# CHALLENGE:
Repeat, exactly and completely, the entries shown underneath.

# GIVEN DATA:
______________________________
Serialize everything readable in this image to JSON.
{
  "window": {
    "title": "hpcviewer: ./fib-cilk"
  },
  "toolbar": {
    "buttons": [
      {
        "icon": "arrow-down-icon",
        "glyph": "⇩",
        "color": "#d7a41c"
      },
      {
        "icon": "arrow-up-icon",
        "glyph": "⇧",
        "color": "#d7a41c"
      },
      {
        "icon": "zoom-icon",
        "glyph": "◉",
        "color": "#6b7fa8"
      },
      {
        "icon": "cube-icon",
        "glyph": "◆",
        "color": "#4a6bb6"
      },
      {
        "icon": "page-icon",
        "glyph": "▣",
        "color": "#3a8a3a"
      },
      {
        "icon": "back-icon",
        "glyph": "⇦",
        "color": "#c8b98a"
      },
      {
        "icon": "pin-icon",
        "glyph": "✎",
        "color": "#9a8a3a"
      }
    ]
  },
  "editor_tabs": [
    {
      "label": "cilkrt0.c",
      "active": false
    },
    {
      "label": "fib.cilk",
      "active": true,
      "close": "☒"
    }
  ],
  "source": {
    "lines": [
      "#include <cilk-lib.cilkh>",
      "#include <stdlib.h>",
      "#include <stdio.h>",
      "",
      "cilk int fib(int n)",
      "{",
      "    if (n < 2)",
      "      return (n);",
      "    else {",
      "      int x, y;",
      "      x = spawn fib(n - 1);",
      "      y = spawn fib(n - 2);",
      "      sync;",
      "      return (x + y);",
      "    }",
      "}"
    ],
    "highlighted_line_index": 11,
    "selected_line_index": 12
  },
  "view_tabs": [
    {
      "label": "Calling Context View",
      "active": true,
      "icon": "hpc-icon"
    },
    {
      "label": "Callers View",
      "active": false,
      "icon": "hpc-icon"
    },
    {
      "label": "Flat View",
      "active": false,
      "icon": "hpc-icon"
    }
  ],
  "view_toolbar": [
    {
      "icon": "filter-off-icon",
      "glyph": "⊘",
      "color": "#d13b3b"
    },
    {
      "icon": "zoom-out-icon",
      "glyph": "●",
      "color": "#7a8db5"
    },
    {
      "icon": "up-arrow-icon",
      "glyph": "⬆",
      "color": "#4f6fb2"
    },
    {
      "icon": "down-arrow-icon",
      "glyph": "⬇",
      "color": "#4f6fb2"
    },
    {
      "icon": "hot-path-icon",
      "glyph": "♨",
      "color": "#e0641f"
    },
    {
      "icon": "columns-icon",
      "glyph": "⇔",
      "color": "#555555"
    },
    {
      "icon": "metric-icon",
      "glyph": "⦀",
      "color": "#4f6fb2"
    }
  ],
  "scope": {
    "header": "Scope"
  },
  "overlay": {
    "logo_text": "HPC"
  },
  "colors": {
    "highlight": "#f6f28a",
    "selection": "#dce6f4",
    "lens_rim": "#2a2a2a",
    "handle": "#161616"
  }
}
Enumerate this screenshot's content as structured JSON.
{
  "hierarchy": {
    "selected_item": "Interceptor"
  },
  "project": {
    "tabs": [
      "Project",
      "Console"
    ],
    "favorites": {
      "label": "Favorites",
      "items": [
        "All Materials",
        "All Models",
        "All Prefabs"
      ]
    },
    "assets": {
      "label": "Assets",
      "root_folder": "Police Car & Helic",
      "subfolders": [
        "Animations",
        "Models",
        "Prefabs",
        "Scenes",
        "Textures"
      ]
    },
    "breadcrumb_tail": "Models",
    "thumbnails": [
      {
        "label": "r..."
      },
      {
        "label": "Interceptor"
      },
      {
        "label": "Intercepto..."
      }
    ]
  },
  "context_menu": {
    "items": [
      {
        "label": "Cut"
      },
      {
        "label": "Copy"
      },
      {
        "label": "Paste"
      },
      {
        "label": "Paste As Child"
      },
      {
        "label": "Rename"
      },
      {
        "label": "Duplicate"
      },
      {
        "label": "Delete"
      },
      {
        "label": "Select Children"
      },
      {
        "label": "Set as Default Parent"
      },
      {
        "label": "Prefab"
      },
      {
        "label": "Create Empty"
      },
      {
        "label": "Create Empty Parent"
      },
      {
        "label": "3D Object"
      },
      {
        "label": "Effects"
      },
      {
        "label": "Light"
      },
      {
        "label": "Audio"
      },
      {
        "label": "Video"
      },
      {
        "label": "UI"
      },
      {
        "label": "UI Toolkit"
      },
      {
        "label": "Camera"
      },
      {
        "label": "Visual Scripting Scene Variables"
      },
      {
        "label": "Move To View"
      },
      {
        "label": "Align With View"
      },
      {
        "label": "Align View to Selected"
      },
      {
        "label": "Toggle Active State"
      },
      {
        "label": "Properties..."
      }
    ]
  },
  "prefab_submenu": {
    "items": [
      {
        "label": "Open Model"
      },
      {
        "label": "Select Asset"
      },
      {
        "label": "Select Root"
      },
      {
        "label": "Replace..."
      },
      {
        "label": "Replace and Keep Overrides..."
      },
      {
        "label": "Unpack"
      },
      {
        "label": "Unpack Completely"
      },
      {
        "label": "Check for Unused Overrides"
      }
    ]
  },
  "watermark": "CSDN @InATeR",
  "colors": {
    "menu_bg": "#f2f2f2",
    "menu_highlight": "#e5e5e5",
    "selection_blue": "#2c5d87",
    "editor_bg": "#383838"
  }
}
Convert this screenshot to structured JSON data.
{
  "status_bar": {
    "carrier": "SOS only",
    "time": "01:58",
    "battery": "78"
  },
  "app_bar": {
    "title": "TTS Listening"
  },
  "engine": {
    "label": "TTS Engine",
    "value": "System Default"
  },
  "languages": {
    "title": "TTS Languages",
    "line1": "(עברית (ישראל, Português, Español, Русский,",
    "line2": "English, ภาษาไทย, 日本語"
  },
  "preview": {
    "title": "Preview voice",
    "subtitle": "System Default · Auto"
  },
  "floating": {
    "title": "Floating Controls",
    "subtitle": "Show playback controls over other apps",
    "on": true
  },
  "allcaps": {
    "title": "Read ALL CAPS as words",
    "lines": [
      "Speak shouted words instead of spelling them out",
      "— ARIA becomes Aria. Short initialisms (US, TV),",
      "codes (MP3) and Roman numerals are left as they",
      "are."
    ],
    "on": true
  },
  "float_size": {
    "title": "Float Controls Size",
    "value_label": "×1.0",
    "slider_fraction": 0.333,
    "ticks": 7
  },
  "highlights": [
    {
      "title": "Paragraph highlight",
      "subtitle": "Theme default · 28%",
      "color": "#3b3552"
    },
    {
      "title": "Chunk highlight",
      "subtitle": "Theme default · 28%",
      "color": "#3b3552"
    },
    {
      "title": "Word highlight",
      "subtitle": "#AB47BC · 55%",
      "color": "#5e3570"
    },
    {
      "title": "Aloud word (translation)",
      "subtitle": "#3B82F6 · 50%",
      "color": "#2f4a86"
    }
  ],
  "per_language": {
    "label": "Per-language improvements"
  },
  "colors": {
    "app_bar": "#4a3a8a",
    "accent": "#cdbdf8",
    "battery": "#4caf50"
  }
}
______________________________
# FULL ANSWER:
Serialize everything readable in this image to JSON.
{
  "window": {
    "title": "hpcviewer: ./fib-cilk"
  },
  "toolbar": {
    "buttons": [
      {
        "icon": "arrow-down-icon",
        "glyph": "⇩",
        "color": "#d7a41c"
      },
      {
        "icon": "arrow-up-icon",
        "glyph": "⇧",
        "color": "#d7a41c"
      },
      {
        "icon": "zoom-icon",
        "glyph": "◉",
        "color": "#6b7fa8"
      },
      {
        "icon": "cube-icon",
        "glyph": "◆",
        "color": "#4a6bb6"
      },
      {
        "icon": "page-icon",
        "glyph": "▣",
        "color": "#3a8a3a"
      },
      {
        "icon": "back-icon",
        "glyph": "⇦",
        "color": "#c8b98a"
      },
      {
        "icon": "pin-icon",
        "glyph": "✎",
        "color": "#9a8a3a"
      }
    ]
  },
  "editor_tabs": [
    {
      "label": "cilkrt0.c",
      "active": false
    },
    {
      "label": "fib.cilk",
      "active": true,
      "close": "☒"
    }
  ],
  "source": {
    "lines": [
      "#include <cilk-lib.cilkh>",
      "#include <stdlib.h>",
      "#include <stdio.h>",
      "",
      "cilk int fib(int n)",
      "{",
      "    if (n < 2)",
      "      return (n);",
      "    else {",
      "      int x, y;",
      "      x = spawn fib(n - 1);",
      "      y = spawn fib(n - 2);",
      "      sync;",
      "      return (x + y);",
      "    }",
      "}"
    ],
    "highlighted_line_index": 11,
    "selected_line_index": 12
  },
  "view_tabs": [
    {
      "label": "Calling Context View",
      "active": true,
      "icon": "hpc-icon"
    },
    {
      "label": "Callers View",
      "active": false,
      "icon": "hpc-icon"
    },
    {
      "label": "Flat View",
      "active": false,
      "icon": "hpc-icon"
    }
  ],
  "view_toolbar": [
    {
      "icon": "filter-off-icon",
      "glyph": "⊘",
      "color": "#d13b3b"
    },
    {
      "icon": "zoom-out-icon",
      "glyph": "●",
      "color": "#7a8db5"
    },
    {
      "icon": "up-arrow-icon",
      "glyph": "⬆",
      "color": "#4f6fb2"
    },
    {
      "icon": "down-arrow-icon",
      "glyph": "⬇",
      "color": "#4f6fb2"
    },
    {
      "icon": "hot-path-icon",
      "glyph": "♨",
      "color": "#e0641f"
    },
    {
      "icon": "columns-icon",
      "glyph": "⇔",
      "color": "#555555"
    },
    {
      "icon": "metric-icon",
      "glyph": "⦀",
      "color": "#4f6fb2"
    }
  ],
  "scope": {
    "header": "Scope"
  },
  "overlay": {
    "logo_text": "HPC"
  },
  "colors": {
    "highlight": "#f6f28a",
    "selection": "#dce6f4",
    "lens_rim": "#2a2a2a",
    "handle": "#161616"
  }
}
Enumerate this screenshot's content as structured JSON.
{
  "hierarchy": {
    "selected_item": "Interceptor"
  },
  "project": {
    "tabs": [
      "Project",
      "Console"
    ],
    "favorites": {
      "label": "Favorites",
      "items": [
        "All Materials",
        "All Models",
        "All Prefabs"
      ]
    },
    "assets": {
      "label": "Assets",
      "root_folder": "Police Car & Helic",
      "subfolders": [
        "Animations",
        "Models",
        "Prefabs",
        "Scenes",
        "Textures"
      ]
    },
    "breadcrumb_tail": "Models",
    "thumbnails": [
      {
        "label": "r..."
      },
      {
        "label": "Interceptor"
      },
      {
        "label": "Intercepto..."
      }
    ]
  },
  "context_menu": {
    "items": [
      {
        "label": "Cut"
      },
      {
        "label": "Copy"
      },
      {
        "label": "Paste"
      },
      {
        "label": "Paste As Child"
      },
      {
        "label": "Rename"
      },
      {
        "label": "Duplicate"
      },
      {
        "label": "Delete"
      },
      {
        "label": "Select Children"
      },
      {
        "label": "Set as Default Parent"
      },
      {
        "label": "Prefab"
      },
      {
        "label": "Create Empty"
      },
      {
        "label": "Create Empty Parent"
      },
      {
        "label": "3D Object"
      },
      {
        "label": "Effects"
      },
      {
        "label": "Light"
      },
      {
        "label": "Audio"
      },
      {
        "label": "Video"
      },
      {
        "label": "UI"
      },
      {
        "label": "UI Toolkit"
      },
      {
        "label": "Camera"
      },
      {
        "label": "Visual Scripting Scene Variables"
      },
      {
        "label": "Move To View"
      },
      {
        "label": "Align With View"
      },
      {
        "label": "Align View to Selected"
      },
      {
        "label": "Toggle Active State"
      },
      {
        "label": "Properties..."
      }
    ]
  },
  "prefab_submenu": {
    "items": [
      {
        "label": "Open Model"
      },
      {
        "label": "Select Asset"
      },
      {
        "label": "Select Root"
      },
      {
        "label": "Replace..."
      },
      {
        "label": "Replace and Keep Overrides..."
      },
      {
        "label": "Unpack"
      },
      {
        "label": "Unpack Completely"
      },
      {
        "label": "Check for Unused Overrides"
      }
    ]
  },
  "watermark": "CSDN @InATeR",
  "colors": {
    "menu_bg": "#f2f2f2",
    "menu_highlight": "#e5e5e5",
    "selection_blue": "#2c5d87",
    "editor_bg": "#383838"
  }
}
Convert this screenshot to structured JSON data.
{
  "status_bar": {
    "carrier": "SOS only",
    "time": "01:58",
    "battery": "78"
  },
  "app_bar": {
    "title": "TTS Listening"
  },
  "engine": {
    "label": "TTS Engine",
    "value": "System Default"
  },
  "languages": {
    "title": "TTS Languages",
    "line1": "(עברית (ישראל, Português, Español, Русский,",
    "line2": "English, ภาษาไทย, 日本語"
  },
  "preview": {
    "title": "Preview voice",
    "subtitle": "System Default · Auto"
  },
  "floating": {
    "title": "Floating Controls",
    "subtitle": "Show playback controls over other apps",
    "on": true
  },
  "allcaps": {
    "title": "Read ALL CAPS as words",
    "lines": [
      "Speak shouted words instead of spelling them out",
      "— ARIA becomes Aria. Short initialisms (US, TV),",
      "codes (MP3) and Roman numerals are left as they",
      "are."
    ],
    "on": true
  },
  "float_size": {
    "title": "Float Controls Size",
    "value_label": "×1.0",
    "slider_fraction": 0.333,
    "ticks": 7
  },
  "highlights": [
    {
      "title": "Paragraph highlight",
      "subtitle": "Theme default · 28%",
      "color": "#3b3552"
    },
    {
      "title": "Chunk highlight",
      "subtitle": "Theme default · 28%",
      "color": "#3b3552"
    },
    {
      "title": "Word highlight",
      "subtitle": "#AB47BC · 55%",
      "color": "#5e3570"
    },
    {
      "title": "Aloud word (translation)",
      "subtitle": "#3B82F6 · 50%",
      "color": "#2f4a86"
    }
  ],
  "per_language": {
    "label": "Per-language improvements"
  },
  "colors": {
    "app_bar": "#4a3a8a",
    "accent": "#cdbdf8",
    "battery": "#4caf50"
  }
}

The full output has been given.